▸ Reading text
<<<<
Checking number of Unique values
sapply(Cleaned_bitcoin_mining, function(x) length(unique(x)))
## Date.and.Time power.MAX..GW
## 4815 4767
## power.MIN..GW power.GUESS..GW
## 4745 4771
## annualised.consumption.MAX..TWh annualised.consumption.MIN..TWh
## 4771 4750
## annualised.consumption.GUESS..TWh Lower.bound.efficiency..J.Th
## 4774 24
## Estimated.efficiency..J.Th Upper.bound.efficiency..J.Th
## 275 44
## Hydro.only..MtCO2e Estimated..MtCO2e
## 4543 4757
## Coal.only..MtCO2e Emission.intensity..gCO2e.kWh
## 4761 39
## Hash.rate.MH.s
## 3801
Date and time has 4815 unique values which means that each row
corresponds to a unique timestamp. Most of the columns have a large
number of unique values, suggesting continous data, but few columns like
” lower Bound eficiency, J/th”, “Upper bound efficiency, J/th”, and
“Emission intensity, gCO2e/kWh” have fewer values, indicating potential
categories or repeated measurements.
Univariate Analysis - Analyzing one variable at a time
Histograms- Histograms will give insights into the distribution of
continuous variables and helps us to understand the central the central
tendency, spread, and shape of the dataset’s distribution
variables <- c('power.GUESS..GW', 'annualised.consumption.GUESS..TWh', 'Estimated.efficiency..J.Th',
'Hydro.only..MtCO2e', 'Estimated..MtCO2e', 'Coal.only..MtCO2e',
'Emission.intensity..gCO2e.kWh', 'Hash.rate.MH.s')
var_names <- c('Power (GW)', 'Annualised Consumption (TWh)', 'Estimated Efficiency (J/Th)',
'Hydro Only Emissions (MtCO2e)', 'Estimated Emissions (MtCO2e)', 'Coal Only Emissions (MtCO2e)',
'Emission Intensity (gCO2e/kWh)', 'Hash Rate (MH/s)')
df_long <- Cleaned_bitcoin_mining %>%
select(all_of(variables)) %>%
pivot_longer(cols = everything(), names_to = "Variable", values_to = "Value")
df_long$Variable <- factor(df_long$Variable, levels = variables, labels = var_names)
p <- ggplot(df_long, aes(x = Value)) +
geom_histogram(aes(y = ..count..), fill = '#66c2a5', color = '#004d40', bins = 30) +
geom_freqpoly(color = "#e34a33", size = 1) +
facet_wrap(~ Variable, scales = "free", ncol = 2) +
theme_minimal() +
labs(title = "Histograms of Selected Variables", y = "Frequency") +
theme(axis.text.x = element_text(angle = 45, hjust = 1))
## Warning: Using `size` aesthetic for lines was deprecated in ggplot2 3.4.0.
## ℹ Please use `linewidth` instead.
## This warning is displayed once every 8 hours.
## Call `lifecycle::last_lifecycle_warnings()` to see where this warning was
## generated.
print(p)
## Warning: The dot-dot notation (`..count..`) was deprecated in ggplot2 3.4.0.
>>>>
▸ Record excerpts
<<<<
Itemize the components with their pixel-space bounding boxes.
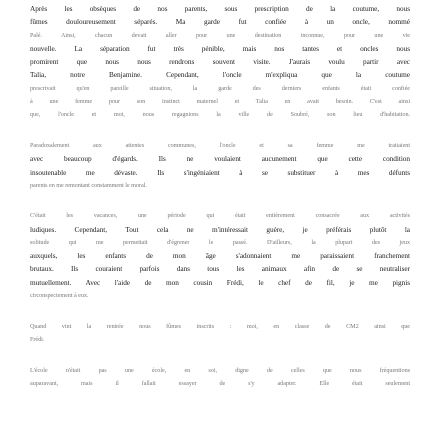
>>>>
<<<<
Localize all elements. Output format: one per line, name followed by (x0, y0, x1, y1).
>>>>
<<<<
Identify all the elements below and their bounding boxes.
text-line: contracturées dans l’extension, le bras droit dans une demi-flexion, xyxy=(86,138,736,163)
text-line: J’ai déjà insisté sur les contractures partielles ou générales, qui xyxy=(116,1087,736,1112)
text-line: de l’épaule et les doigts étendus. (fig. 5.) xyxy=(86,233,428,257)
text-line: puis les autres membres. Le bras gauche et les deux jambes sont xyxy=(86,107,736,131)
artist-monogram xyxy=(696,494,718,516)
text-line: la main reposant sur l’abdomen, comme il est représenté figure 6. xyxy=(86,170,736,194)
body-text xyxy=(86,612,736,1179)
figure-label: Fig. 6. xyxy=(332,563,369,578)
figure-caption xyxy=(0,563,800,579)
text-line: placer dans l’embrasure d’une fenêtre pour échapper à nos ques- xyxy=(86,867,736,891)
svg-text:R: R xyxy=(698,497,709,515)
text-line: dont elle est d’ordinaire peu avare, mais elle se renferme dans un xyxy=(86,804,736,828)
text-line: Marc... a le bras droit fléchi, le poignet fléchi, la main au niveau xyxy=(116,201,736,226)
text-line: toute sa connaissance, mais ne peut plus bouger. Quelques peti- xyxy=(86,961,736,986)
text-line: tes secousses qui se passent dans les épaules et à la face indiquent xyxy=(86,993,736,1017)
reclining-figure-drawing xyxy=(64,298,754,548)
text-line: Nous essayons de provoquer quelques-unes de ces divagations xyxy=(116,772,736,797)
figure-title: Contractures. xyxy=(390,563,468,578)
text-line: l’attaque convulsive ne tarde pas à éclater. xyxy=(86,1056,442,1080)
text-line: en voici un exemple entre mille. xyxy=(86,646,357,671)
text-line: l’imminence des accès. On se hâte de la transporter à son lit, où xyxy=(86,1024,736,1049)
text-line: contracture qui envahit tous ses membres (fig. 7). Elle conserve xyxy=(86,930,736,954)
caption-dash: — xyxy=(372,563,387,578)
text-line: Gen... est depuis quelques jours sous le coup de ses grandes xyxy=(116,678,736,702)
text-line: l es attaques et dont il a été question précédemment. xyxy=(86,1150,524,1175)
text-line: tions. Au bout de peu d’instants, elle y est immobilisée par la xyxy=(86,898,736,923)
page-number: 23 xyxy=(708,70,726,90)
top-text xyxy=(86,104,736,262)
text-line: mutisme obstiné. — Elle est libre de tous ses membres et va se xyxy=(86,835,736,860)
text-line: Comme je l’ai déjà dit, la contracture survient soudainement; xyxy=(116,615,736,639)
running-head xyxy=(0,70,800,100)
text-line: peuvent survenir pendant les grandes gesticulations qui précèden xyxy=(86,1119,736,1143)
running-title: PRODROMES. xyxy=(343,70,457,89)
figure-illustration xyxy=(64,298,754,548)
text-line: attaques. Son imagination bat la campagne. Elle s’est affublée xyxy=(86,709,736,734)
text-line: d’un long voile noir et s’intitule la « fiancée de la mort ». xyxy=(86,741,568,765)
>>>>
▸ Instructions to follow
In the bitcoin mining analysis, what does it say the 4815 unique values in the date and time column indicate?

▸ Full solution
Each row corresponds to a unique timestamp.